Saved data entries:
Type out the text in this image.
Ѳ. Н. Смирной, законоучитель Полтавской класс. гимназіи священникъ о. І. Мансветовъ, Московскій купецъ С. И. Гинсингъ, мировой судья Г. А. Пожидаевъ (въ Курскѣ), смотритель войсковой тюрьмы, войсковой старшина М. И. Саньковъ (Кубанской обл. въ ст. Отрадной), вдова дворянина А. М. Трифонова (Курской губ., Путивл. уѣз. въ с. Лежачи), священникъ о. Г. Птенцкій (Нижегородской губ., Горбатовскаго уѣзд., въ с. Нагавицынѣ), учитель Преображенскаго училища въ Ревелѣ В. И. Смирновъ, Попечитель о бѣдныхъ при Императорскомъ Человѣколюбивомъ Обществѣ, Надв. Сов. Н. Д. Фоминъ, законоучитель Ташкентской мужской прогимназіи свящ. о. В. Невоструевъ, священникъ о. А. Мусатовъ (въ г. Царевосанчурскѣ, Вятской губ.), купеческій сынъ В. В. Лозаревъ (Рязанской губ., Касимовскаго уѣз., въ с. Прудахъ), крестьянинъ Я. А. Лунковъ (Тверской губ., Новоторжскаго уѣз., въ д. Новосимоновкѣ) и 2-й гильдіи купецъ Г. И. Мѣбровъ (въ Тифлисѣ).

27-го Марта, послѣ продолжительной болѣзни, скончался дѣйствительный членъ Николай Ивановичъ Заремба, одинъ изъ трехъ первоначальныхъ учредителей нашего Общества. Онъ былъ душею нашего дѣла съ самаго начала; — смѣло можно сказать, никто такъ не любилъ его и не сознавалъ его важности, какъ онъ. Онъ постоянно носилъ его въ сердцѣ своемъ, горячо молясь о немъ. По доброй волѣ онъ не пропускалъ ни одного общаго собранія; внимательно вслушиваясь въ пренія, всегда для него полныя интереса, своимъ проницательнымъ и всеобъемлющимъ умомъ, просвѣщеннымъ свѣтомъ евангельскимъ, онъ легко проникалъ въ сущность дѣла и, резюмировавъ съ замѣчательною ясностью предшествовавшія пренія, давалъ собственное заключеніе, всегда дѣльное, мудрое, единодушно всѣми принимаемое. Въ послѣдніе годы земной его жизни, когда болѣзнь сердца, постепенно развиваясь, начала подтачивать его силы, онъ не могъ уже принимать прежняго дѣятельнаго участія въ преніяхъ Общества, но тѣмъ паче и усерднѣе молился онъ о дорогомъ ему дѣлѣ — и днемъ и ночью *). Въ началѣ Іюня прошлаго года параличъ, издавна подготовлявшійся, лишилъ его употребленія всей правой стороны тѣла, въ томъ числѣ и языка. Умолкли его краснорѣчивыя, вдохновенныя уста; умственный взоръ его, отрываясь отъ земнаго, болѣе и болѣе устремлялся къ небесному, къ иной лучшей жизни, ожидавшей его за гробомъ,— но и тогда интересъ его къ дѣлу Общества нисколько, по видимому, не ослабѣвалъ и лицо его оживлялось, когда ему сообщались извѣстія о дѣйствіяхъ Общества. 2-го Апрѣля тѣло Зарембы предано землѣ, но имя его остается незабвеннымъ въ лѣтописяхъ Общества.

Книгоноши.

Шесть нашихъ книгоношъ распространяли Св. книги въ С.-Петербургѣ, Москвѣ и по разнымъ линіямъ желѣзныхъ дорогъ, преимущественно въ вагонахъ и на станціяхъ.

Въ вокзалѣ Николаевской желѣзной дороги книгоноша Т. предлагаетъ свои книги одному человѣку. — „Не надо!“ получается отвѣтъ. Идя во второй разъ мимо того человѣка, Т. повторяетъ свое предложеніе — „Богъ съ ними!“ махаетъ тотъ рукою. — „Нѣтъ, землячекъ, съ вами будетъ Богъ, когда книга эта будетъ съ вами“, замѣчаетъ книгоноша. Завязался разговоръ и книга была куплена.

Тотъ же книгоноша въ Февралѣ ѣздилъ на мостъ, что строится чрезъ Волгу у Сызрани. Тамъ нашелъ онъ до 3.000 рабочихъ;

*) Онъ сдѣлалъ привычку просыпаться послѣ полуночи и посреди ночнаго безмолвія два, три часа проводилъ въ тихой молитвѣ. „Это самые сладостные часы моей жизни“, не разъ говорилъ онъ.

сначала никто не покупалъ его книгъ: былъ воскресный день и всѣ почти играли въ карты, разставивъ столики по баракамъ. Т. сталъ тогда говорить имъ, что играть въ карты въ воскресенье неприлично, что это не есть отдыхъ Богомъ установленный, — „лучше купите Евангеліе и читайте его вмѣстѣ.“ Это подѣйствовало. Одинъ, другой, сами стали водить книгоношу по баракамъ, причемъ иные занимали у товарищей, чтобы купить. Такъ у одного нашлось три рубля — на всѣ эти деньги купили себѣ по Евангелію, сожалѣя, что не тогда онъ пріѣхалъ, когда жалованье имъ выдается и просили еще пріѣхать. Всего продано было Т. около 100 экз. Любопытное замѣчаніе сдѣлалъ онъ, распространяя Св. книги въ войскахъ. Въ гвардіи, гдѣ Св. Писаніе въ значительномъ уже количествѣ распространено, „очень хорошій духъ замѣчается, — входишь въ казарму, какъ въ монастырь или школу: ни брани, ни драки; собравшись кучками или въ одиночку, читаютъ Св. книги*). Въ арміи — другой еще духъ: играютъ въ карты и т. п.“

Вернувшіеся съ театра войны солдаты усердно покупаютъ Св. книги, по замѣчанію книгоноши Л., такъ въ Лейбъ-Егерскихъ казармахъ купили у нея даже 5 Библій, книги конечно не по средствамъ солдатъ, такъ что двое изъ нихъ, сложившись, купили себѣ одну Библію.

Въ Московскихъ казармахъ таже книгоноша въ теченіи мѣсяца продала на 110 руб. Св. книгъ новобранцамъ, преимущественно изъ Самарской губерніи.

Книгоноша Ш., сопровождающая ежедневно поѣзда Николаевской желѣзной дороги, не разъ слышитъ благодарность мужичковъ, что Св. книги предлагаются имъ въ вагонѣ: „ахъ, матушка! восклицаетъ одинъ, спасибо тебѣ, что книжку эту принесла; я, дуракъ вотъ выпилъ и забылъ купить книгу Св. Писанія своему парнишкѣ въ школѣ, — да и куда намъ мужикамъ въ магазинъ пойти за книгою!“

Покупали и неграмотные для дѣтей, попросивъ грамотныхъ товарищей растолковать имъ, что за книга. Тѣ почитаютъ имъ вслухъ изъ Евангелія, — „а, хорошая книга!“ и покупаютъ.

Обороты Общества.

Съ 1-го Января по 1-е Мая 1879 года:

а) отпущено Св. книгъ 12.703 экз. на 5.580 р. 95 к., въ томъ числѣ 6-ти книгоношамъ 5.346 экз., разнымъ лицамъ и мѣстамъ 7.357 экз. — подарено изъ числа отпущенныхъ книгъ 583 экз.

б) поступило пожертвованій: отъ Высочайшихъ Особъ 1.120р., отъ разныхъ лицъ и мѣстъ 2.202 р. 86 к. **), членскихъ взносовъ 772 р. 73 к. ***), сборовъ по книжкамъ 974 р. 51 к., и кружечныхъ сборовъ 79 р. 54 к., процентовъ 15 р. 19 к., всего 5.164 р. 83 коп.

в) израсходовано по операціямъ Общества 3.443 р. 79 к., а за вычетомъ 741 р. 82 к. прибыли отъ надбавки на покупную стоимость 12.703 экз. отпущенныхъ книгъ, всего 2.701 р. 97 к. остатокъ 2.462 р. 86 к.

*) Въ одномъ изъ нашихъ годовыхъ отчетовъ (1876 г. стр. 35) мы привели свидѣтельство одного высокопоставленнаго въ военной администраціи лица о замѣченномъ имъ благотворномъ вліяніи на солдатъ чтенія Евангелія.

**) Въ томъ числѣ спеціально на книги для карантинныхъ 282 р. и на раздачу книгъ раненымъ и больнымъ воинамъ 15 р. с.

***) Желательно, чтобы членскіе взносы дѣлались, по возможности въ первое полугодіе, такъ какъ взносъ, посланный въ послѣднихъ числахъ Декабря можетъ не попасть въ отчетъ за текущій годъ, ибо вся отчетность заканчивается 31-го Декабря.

Given exercise: Copy every line from the entries that contains the word "дороги".

Exercise response:
Въ вокзалѣ Николаевской желѣзной дороги книгоноша Т. предлагаетъ свои книги одному человѣку. — „Не надо!“ получается отвѣтъ. Идя во второй разъ мимо того человѣка, Т. повторяетъ свое предложеніе — „Богъ съ ними!“ махаетъ тотъ рукою. — „Нѣтъ, землячекъ, съ вами будетъ Богъ, когда книга эта будетъ съ вами“, замѣчаетъ книгоноша. Завязался разговоръ и книга была куплена.
Книгоноша Ш., сопровождающая ежедневно поѣзда Николаевской желѣзной дороги, не разъ слышитъ благодарность мужичковъ, что Св. книги предлагаются имъ въ вагонѣ: „ахъ, матушка! восклицаетъ одинъ, спасибо тебѣ, что книжку эту принесла; я, дуракъ вотъ выпилъ и забылъ купить книгу Св. Писанія своему парнишкѣ въ школѣ, — да и куда намъ мужикамъ въ магазинъ пойти за книгою!“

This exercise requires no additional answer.